---------- Records supplied

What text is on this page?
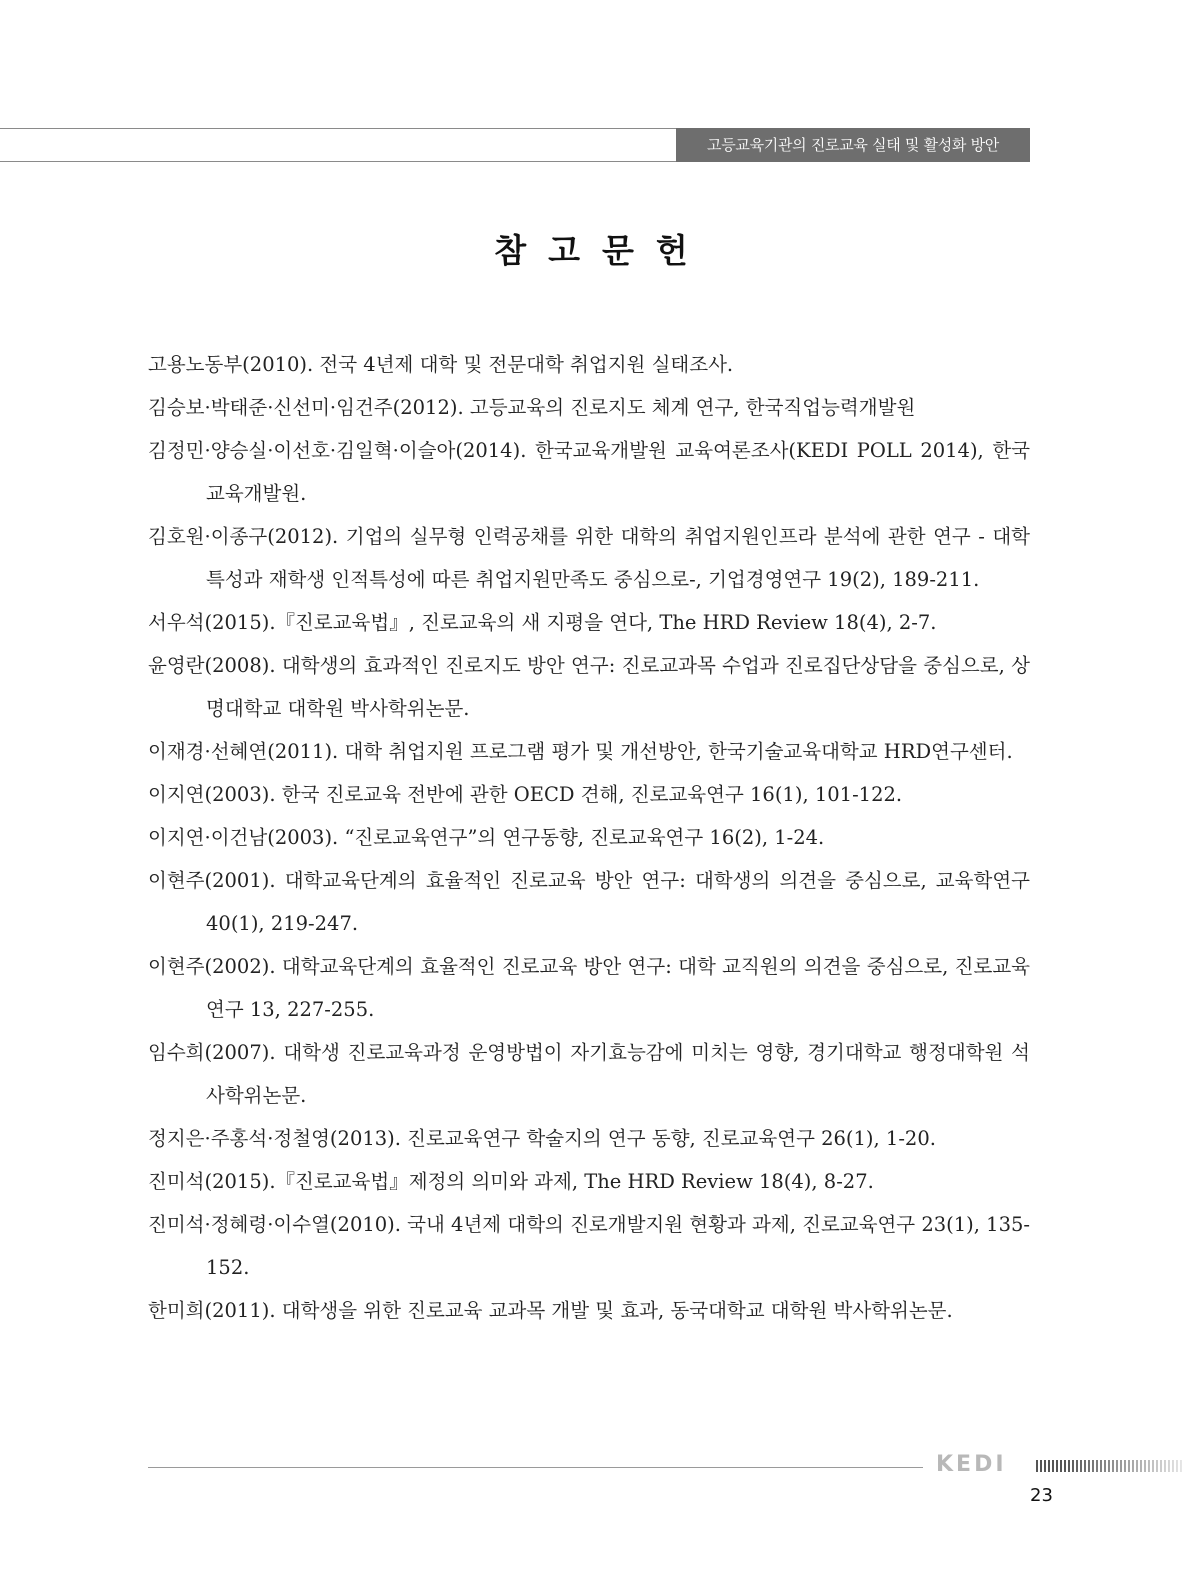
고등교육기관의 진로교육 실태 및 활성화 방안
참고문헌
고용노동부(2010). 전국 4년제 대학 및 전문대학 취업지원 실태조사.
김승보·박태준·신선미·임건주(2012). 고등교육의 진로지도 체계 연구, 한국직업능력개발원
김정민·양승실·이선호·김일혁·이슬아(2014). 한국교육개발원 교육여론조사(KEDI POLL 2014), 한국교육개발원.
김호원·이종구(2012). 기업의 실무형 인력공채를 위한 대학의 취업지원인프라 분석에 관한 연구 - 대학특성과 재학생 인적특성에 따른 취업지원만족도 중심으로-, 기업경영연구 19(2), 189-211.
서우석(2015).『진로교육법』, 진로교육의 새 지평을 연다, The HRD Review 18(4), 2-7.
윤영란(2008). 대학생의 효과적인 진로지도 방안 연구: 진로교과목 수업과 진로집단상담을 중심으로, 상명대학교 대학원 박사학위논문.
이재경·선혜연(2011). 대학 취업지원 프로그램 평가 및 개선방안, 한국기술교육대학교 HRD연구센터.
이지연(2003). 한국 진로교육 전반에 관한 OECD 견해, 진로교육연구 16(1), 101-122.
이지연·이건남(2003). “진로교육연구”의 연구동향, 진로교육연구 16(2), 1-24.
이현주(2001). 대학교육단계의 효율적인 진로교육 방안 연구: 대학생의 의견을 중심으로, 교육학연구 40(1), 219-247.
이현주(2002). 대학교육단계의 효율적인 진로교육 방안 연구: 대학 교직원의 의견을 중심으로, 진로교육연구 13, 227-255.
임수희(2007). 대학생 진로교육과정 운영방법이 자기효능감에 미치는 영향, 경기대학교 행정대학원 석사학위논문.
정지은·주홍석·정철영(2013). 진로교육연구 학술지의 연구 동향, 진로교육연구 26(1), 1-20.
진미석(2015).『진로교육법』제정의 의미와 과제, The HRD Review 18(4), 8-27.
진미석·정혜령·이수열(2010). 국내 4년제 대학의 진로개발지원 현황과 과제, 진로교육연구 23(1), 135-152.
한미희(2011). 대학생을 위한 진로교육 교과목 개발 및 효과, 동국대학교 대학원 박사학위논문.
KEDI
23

--------------------

State the count of lines with the word "대학생의" in them, and write nothing else.

Worked solution | 2